→ **Excerpted records**
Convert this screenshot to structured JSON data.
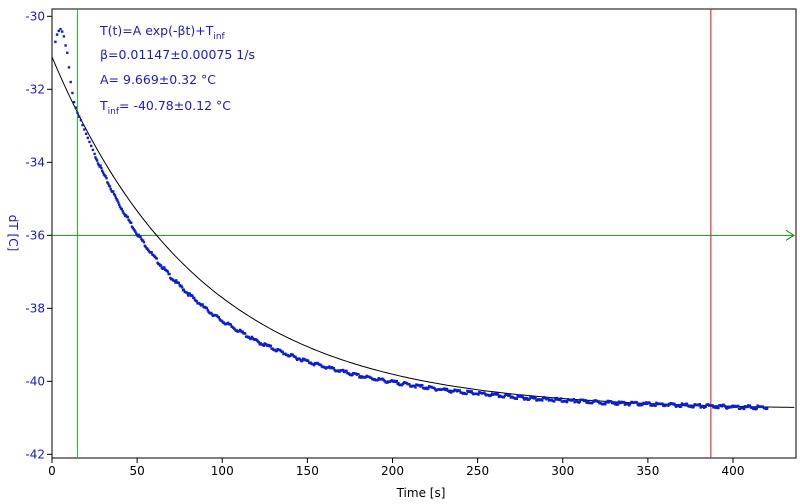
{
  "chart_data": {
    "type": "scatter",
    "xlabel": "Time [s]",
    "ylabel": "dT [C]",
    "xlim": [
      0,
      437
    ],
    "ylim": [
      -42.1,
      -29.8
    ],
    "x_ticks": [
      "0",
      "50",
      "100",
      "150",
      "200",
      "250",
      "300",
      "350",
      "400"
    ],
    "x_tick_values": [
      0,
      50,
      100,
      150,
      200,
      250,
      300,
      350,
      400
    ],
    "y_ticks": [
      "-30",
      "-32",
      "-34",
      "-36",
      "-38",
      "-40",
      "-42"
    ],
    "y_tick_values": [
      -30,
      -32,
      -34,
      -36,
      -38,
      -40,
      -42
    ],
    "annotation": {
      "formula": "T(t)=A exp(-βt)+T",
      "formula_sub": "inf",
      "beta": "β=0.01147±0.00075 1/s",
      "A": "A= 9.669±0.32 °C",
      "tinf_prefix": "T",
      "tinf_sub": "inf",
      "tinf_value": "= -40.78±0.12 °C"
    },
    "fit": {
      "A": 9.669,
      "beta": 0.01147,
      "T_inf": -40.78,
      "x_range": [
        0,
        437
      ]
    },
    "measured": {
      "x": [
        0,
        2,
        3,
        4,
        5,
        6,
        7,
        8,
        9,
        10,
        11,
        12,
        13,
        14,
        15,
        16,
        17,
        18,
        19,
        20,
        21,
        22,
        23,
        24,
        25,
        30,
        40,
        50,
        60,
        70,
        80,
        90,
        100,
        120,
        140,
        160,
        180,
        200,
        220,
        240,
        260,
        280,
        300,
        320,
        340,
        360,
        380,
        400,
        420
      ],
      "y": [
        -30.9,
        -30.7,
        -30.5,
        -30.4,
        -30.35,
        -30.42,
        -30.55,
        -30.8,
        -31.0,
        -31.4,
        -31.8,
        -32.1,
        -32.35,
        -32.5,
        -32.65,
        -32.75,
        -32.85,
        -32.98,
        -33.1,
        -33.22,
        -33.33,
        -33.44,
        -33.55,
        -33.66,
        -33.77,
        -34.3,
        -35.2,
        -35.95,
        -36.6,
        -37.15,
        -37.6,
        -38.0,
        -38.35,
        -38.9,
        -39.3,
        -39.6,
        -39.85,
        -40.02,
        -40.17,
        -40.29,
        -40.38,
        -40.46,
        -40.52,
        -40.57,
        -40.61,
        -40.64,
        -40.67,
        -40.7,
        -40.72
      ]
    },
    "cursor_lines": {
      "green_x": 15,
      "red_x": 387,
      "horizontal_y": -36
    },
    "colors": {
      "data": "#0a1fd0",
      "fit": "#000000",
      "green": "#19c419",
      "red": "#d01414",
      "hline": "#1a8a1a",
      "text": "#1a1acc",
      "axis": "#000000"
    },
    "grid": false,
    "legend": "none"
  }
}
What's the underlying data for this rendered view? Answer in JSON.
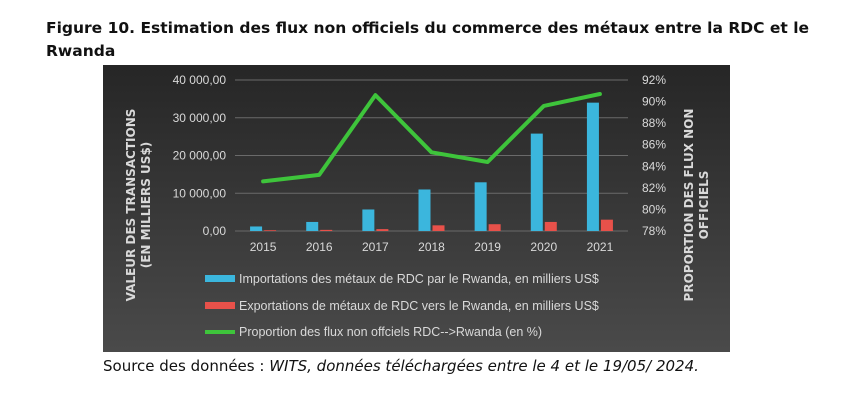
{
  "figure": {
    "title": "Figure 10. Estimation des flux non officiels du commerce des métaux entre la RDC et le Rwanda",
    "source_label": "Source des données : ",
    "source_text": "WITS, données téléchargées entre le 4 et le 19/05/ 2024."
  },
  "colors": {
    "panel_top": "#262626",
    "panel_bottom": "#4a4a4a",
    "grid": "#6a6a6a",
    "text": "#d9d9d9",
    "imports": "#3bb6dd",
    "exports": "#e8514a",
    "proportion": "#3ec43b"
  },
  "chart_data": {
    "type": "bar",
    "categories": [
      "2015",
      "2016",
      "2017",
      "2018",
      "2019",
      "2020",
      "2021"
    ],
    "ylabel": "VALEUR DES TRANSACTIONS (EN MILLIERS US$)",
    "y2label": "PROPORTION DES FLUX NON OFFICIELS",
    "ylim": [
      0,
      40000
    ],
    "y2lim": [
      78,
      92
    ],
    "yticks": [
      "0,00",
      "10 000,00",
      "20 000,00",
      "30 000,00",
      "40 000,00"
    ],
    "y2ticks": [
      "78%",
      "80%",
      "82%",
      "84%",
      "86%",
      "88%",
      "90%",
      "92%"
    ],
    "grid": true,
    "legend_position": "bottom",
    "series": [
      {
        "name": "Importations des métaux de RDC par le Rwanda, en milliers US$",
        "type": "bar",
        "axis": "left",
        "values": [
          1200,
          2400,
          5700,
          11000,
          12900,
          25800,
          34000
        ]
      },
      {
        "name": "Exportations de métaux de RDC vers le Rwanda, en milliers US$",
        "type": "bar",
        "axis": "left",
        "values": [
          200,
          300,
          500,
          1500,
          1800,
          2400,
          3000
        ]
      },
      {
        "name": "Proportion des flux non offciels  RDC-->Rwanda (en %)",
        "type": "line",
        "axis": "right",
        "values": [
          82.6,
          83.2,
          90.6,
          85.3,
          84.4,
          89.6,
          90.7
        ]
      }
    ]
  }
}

→ **Written task**
Skipping the pictures, transcribe each line above exactly as it appears.

→ **In response**
Convert this screenshot to structured JSON data.
{
  "chart_data": {
    "type": "scatter",
    "xlabel": "Time [s]",
    "ylabel": "dT [C]",
    "xlim": [
      0,
      437
    ],
    "ylim": [
      -42.1,
      -29.8
    ],
    "x_ticks": [
      "0",
      "50",
      "100",
      "150",
      "200",
      "250",
      "300",
      "350",
      "400"
    ],
    "x_tick_values": [
      0,
      50,
      100,
      150,
      200,
      250,
      300,
      350,
      400
    ],
    "y_ticks": [
      "-30",
      "-32",
      "-34",
      "-36",
      "-38",
      "-40",
      "-42"
    ],
    "y_tick_values": [
      -30,
      -32,
      -34,
      -36,
      -38,
      -40,
      -42
    ],
    "annotation": {
      "formula": "T(t)=A exp(-βt)+T",
      "formula_sub": "inf",
      "beta": "β=0.01147±0.00075 1/s",
      "A": "A= 9.669±0.32 °C",
      "tinf_prefix": "T",
      "tinf_sub": "inf",
      "tinf_value": "= -40.78±0.12 °C"
    },
    "fit": {
      "A": 9.669,
      "beta": 0.01147,
      "T_inf": -40.78,
      "x_range": [
        0,
        437
      ]
    },
    "measured": {
      "x": [
        0,
        2,
        3,
        4,
        5,
        6,
        7,
        8,
        9,
        10,
        11,
        12,
        13,
        14,
        15,
        16,
        17,
        18,
        19,
        20,
        21,
        22,
        23,
        24,
        25,
        30,
        40,
        50,
        60,
        70,
        80,
        90,
        100,
        120,
        140,
        160,
        180,
        200,
        220,
        240,
        260,
        280,
        300,
        320,
        340,
        360,
        380,
        400,
        420
      ],
      "y": [
        -30.9,
        -30.7,
        -30.5,
        -30.4,
        -30.35,
        -30.42,
        -30.55,
        -30.8,
        -31.0,
        -31.4,
        -31.8,
        -32.1,
        -32.35,
        -32.5,
        -32.65,
        -32.75,
        -32.85,
        -32.98,
        -33.1,
        -33.22,
        -33.33,
        -33.44,
        -33.55,
        -33.66,
        -33.77,
        -34.3,
        -35.2,
        -35.95,
        -36.6,
        -37.15,
        -37.6,
        -38.0,
        -38.35,
        -38.9,
        -39.3,
        -39.6,
        -39.85,
        -40.02,
        -40.17,
        -40.29,
        -40.38,
        -40.46,
        -40.52,
        -40.57,
        -40.61,
        -40.64,
        -40.67,
        -40.7,
        -40.72
      ]
    },
    "cursor_lines": {
      "green_x": 15,
      "red_x": 387,
      "horizontal_y": -36
    },
    "colors": {
      "data": "#0a1fd0",
      "fit": "#000000",
      "green": "#19c419",
      "red": "#d01414",
      "hline": "#1a8a1a",
      "text": "#1a1acc",
      "axis": "#000000"
    },
    "grid": false,
    "legend": "none"
  }
}
What's the underlying data for this rendered view? Answer in JSON.
{
  "figure": {
    "title": "Figure 10. Estimation des flux non officiels du commerce des métaux entre la RDC et le Rwanda",
    "source_label": "Source des données : ",
    "source_text": "WITS, données téléchargées entre le 4 et le 19/05/ 2024."
  },
  "colors": {
    "panel_top": "#262626",
    "panel_bottom": "#4a4a4a",
    "grid": "#6a6a6a",
    "text": "#d9d9d9",
    "imports": "#3bb6dd",
    "exports": "#e8514a",
    "proportion": "#3ec43b"
  },
  "chart_data": {
    "type": "bar",
    "categories": [
      "2015",
      "2016",
      "2017",
      "2018",
      "2019",
      "2020",
      "2021"
    ],
    "ylabel": "VALEUR DES TRANSACTIONS (EN MILLIERS US$)",
    "y2label": "PROPORTION DES FLUX NON OFFICIELS",
    "ylim": [
      0,
      40000
    ],
    "y2lim": [
      78,
      92
    ],
    "yticks": [
      "0,00",
      "10 000,00",
      "20 000,00",
      "30 000,00",
      "40 000,00"
    ],
    "y2ticks": [
      "78%",
      "80%",
      "82%",
      "84%",
      "86%",
      "88%",
      "90%",
      "92%"
    ],
    "grid": true,
    "legend_position": "bottom",
    "series": [
      {
        "name": "Importations des métaux de RDC par le Rwanda, en milliers US$",
        "type": "bar",
        "axis": "left",
        "values": [
          1200,
          2400,
          5700,
          11000,
          12900,
          25800,
          34000
        ]
      },
      {
        "name": "Exportations de métaux de RDC vers le Rwanda, en milliers US$",
        "type": "bar",
        "axis": "left",
        "values": [
          200,
          300,
          500,
          1500,
          1800,
          2400,
          3000
        ]
      },
      {
        "name": "Proportion des flux non offciels  RDC-->Rwanda (en %)",
        "type": "line",
        "axis": "right",
        "values": [
          82.6,
          83.2,
          90.6,
          85.3,
          84.4,
          89.6,
          90.7
        ]
      }
    ]
  }
}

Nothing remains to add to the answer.